• _TEXT_:
Citizens work to protect Gloucester industry

GLOUCESTER, MA – Citizens for Gloucester Harbor, a new working waterfront advocacy group made up of private individuals and organizations, has come together with the goal of preserving the Designated Port Area (DPA) restrictions in places where many of the city’s seafood-related businesses are located.

With new political leadership at City Hall, there is mounting pressure to seek state-level action to change the DPA zoning status and allow nonseafood-related waterfront development, including the construction of a Marriott Hotel on the site where Clarence Birdseye invented flash-freezing.

Steve Parkes, founder of Pigeon Cove Seafoods and one of the organizers of Citizens for Gloucester Harbor, emphasized that the group’s goal is not to stop progress.

“Instead, we want to help the city, state, and local property owners attract marine-related businesses and institutions to our waterfront,” he said.

Calling the city’s centuries-old relationship to the seafaring industry “the soul of Gloucester,” the citizen’s group is urging other residents to “participate and contribute to a harbor that will provide quality jobs and build on our strengths, interests, and capacities as a community.”

Public forum

The group is planning to hold a public event on Dec. 8 starting at 7 pm at City Hall that it’s calling “Fresh Ideas for Our Harbor: A Community Forum.”

According to Citizens for Gloucester Harbor, the goal is to better explain the port’s seafaring heritage, current fishing economy, and its concerns and goals.

In addition to several knowledgeable and notable speakers, the citizens’ group will use a powerful audio-visual aid to get its message across – an extraordinary film titled “Gloucester Harbor: Insuring the Future,” created by Henry Ferrini of Ferrini Productions, Gordon Baird, and Marcia Hart.

Beautifully shot and expertly edited, the film intersperses active scenes of commercial fishing boats, fish offloading, ice loading, net mending, processing lines, and much more, with comments from a wide range of individuals about the economic value and promising future of the city as a fishing port.

• _GIVEN DATA_:
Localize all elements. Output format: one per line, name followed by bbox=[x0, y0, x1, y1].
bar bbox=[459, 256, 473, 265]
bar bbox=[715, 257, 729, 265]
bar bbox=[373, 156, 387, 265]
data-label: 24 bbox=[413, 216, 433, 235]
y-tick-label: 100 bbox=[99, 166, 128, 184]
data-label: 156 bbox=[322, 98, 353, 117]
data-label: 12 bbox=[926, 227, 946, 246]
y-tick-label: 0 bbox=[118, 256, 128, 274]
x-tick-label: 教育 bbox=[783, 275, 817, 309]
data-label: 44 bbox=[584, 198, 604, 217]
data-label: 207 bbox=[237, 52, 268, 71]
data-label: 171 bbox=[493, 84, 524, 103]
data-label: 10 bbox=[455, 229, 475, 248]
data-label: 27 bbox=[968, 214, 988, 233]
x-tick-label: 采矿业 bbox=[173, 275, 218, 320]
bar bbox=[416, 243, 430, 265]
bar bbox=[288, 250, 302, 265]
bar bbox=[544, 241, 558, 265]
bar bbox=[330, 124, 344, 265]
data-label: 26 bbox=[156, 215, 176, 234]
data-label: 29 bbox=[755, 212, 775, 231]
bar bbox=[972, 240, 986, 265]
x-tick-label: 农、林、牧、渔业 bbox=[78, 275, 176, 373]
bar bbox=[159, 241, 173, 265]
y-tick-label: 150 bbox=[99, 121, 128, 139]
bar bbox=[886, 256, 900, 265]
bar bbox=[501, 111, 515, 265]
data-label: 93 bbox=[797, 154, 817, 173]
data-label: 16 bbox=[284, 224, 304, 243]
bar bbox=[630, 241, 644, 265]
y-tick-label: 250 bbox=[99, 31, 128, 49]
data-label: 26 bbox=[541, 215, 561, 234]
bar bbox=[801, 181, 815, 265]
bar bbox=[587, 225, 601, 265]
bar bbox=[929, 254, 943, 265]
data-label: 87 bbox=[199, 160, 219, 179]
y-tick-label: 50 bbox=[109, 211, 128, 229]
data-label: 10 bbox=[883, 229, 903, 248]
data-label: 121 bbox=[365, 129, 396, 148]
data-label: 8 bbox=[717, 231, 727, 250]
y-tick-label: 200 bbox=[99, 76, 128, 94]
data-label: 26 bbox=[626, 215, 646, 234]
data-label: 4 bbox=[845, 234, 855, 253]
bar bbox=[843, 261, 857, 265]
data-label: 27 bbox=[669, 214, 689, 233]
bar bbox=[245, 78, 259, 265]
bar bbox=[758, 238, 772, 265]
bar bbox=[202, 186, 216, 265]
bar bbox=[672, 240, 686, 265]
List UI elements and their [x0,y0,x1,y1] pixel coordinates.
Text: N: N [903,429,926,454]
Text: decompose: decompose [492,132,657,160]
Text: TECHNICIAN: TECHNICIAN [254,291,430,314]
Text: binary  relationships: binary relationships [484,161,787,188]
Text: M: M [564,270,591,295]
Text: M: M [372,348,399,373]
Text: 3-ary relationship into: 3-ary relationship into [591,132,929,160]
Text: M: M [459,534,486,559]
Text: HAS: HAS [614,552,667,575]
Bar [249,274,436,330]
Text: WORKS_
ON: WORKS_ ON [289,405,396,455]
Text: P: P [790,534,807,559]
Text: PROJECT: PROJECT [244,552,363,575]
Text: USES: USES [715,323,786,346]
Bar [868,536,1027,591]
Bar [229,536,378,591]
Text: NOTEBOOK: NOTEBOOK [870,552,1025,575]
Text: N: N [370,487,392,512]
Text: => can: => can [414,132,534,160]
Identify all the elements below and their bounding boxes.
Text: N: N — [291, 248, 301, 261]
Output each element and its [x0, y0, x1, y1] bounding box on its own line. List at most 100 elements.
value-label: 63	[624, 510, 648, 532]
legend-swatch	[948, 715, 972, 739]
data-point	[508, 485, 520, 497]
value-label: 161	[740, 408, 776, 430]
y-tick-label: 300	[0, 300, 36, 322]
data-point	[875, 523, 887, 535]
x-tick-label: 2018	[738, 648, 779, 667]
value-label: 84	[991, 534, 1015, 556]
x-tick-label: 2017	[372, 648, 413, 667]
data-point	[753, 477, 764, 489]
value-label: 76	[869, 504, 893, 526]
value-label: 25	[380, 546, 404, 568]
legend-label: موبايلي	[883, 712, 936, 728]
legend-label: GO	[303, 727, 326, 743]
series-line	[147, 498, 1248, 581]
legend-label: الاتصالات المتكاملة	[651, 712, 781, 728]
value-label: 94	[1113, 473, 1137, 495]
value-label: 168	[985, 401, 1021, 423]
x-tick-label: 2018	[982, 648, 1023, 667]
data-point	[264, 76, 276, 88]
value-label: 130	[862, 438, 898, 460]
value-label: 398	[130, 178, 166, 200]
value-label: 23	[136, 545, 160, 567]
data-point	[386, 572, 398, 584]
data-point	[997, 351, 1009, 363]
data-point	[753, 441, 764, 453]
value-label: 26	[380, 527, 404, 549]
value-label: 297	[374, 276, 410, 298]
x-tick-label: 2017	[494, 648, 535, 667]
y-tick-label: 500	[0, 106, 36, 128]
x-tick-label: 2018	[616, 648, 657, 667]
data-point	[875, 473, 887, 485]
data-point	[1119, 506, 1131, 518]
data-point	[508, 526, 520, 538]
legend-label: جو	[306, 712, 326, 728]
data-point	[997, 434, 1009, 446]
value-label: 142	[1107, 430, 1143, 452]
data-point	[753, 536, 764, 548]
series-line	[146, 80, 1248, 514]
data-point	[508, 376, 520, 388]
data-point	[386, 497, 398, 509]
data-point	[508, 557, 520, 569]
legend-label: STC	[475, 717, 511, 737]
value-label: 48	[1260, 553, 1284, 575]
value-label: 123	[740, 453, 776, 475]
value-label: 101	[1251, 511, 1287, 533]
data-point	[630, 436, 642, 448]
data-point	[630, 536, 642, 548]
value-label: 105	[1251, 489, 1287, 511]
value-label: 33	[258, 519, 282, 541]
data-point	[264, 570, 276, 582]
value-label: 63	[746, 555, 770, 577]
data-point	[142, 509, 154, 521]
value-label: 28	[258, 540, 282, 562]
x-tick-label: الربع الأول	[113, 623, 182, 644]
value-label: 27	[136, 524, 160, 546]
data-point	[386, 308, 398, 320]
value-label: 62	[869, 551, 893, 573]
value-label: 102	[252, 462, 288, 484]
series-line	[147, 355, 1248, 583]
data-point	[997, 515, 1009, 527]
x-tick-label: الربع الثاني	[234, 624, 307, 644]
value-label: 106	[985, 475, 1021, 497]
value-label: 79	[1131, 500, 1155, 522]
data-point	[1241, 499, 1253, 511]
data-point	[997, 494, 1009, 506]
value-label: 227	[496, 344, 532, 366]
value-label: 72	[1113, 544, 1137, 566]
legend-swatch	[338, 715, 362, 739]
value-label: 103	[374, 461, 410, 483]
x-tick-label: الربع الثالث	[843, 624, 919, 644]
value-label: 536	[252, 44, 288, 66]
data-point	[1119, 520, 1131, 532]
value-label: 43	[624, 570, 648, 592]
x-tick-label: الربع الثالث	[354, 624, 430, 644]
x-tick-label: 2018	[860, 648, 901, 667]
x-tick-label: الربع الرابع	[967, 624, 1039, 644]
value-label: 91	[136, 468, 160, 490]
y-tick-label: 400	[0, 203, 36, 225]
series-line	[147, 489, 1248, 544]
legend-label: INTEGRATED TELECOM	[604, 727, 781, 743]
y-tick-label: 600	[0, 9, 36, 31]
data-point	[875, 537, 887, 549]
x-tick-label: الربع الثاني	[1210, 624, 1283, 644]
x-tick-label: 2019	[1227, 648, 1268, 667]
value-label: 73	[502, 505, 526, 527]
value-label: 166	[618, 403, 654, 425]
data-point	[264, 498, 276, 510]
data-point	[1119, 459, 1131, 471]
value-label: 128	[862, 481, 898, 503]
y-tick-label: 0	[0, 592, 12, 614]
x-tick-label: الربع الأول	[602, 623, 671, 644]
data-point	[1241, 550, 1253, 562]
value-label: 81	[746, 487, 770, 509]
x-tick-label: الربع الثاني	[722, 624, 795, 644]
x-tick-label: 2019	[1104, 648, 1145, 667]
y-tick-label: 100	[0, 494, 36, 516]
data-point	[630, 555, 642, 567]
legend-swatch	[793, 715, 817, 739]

• _TO DO_:
• 1. Answer these questions from the Gloucester Harbor article:
(a) What company did Steve Parkes found?
(b) On what date, and at what time, will the community forum begin?
(c) Which hotel chain's construction is mentioned as a possible waterfront development?
• 2. From the Gloucester Harbor article, set down the passage from "According to Citizens" up to and including "and Marcia Hart.", word for word.

• _SOLUTIONS TO THE PROBLEMS_:
• 1.
(a) Pigeon Cove Seafoods
(b) Dec. 8, starting at 7 pm
(c) Marriott

• 2.
According to Citizens for Gloucester Harbor, the goal is to better explain the port’s seafaring heritage, current fishing economy, and its concerns and goals.

In addition to several knowledgeable and notable speakers, the citizens’ group will use a powerful audio-visual aid to get its message across – an extraordinary film titled “Gloucester Harbor: Insuring the Future,” created by Henry Ferrini of Ferrini Productions, Gordon Baird, and Marcia Hart.